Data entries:
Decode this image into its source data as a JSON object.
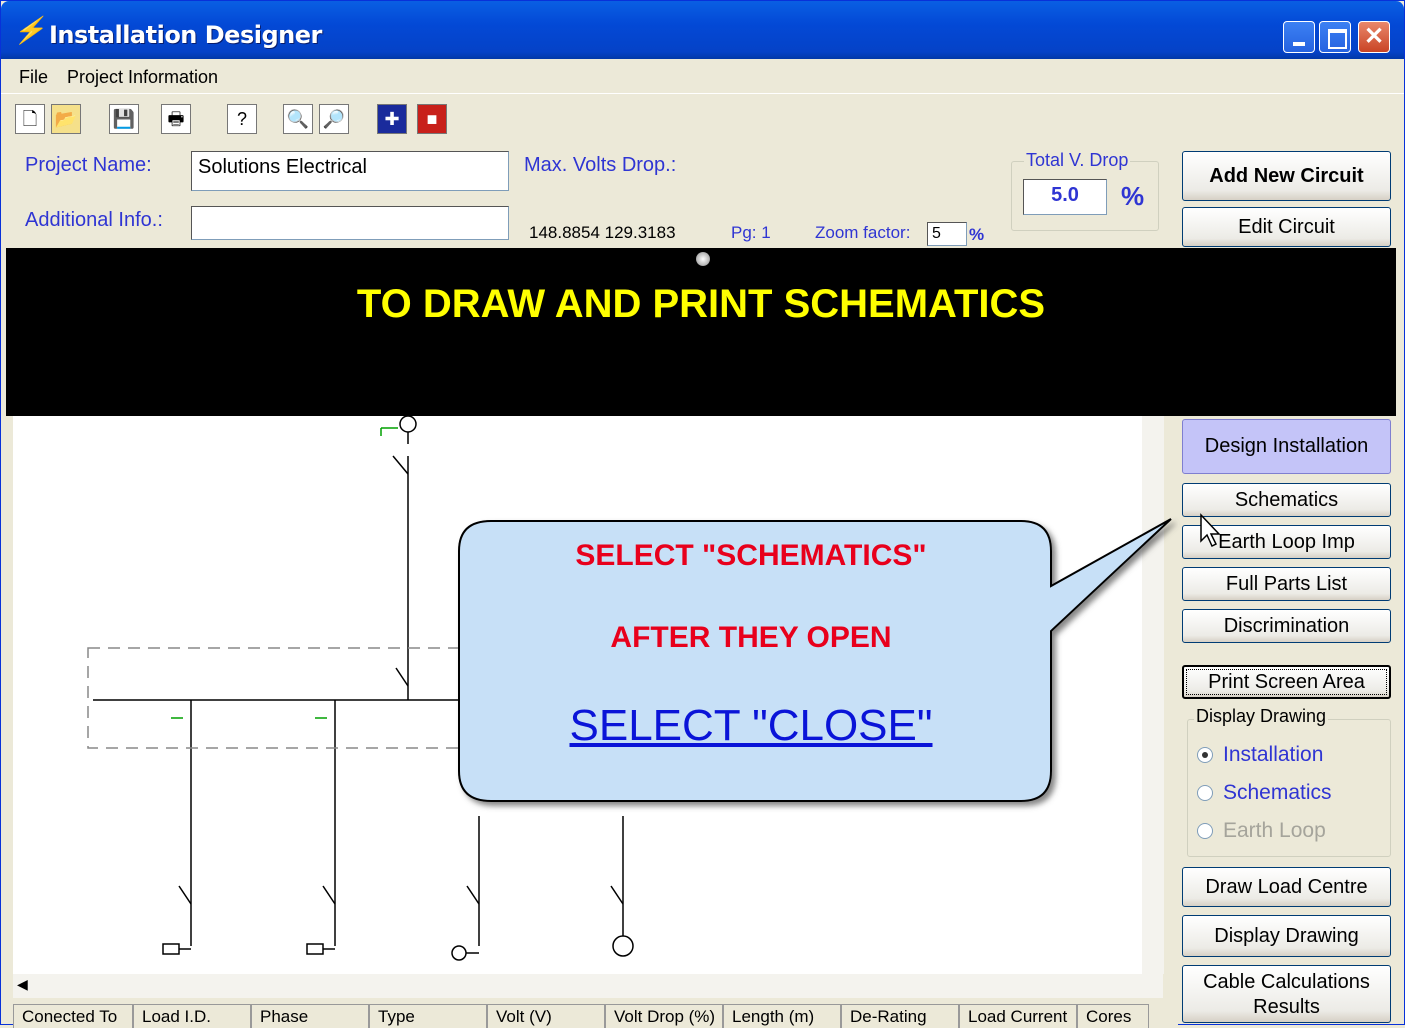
{
  "window": {
    "title": "Installation Designer",
    "controls": {
      "close_glyph": "✕"
    }
  },
  "menu": [
    "File",
    "Project Information"
  ],
  "toolbar": {
    "icons": [
      "new-file-icon",
      "open-folder-icon",
      "save-icon",
      "print-icon",
      "help-icon",
      "print-preview-icon",
      "page-preview-icon",
      "uk-flag-icon",
      "alt-flag-icon"
    ]
  },
  "project": {
    "name_label": "Project Name:",
    "name_value": "Solutions Electrical",
    "info_label": "Additional Info.:",
    "info_value": "",
    "max_volts_label": "Max. Volts Drop.:",
    "coords": "148.8854 129.3183",
    "page": "Pg: 1",
    "zoom_label": "Zoom factor:",
    "zoom_value": "5",
    "zoom_unit": "%"
  },
  "total_vdrop": {
    "title": "Total V. Drop",
    "value": "5.0",
    "unit": "%"
  },
  "buttons": {
    "add_circuit": "Add New Circuit",
    "edit_circuit": "Edit Circuit",
    "design_installation": "Design Installation",
    "schematics": "Schematics",
    "earth_loop": "Earth Loop Imp",
    "parts_list": "Full Parts List",
    "discrimination": "Discrimination",
    "print_screen": "Print Screen Area",
    "draw_load_centre": "Draw Load Centre",
    "display_drawing": "Display Drawing",
    "cable_calc_line1": "Cable Calculations",
    "cable_calc_line2": "Results"
  },
  "display_group": {
    "title": "Display Drawing",
    "options": [
      {
        "label": "Installation",
        "checked": true,
        "enabled": true
      },
      {
        "label": "Schematics",
        "checked": false,
        "enabled": true
      },
      {
        "label": "Earth Loop",
        "checked": false,
        "enabled": false
      }
    ]
  },
  "banner": {
    "text": "TO DRAW AND PRINT SCHEMATICS"
  },
  "callout": {
    "line1": "SELECT \"SCHEMATICS\"",
    "line2": "AFTER THEY OPEN",
    "line3": "SELECT \"CLOSE\"",
    "red": "#E8001C",
    "blue": "#0A14D8"
  },
  "table": {
    "headers": [
      "Conected To",
      "Load I.D.",
      "Phase",
      "Type",
      "Volt (V)",
      "Volt Drop (%)",
      "Length (m)",
      "De-Rating",
      "Load Current",
      "Cores"
    ]
  }
}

§ The problem
Tally the lines of the preceding listing in which the word "title" appears; state nothing but the total.

§ Task solution
3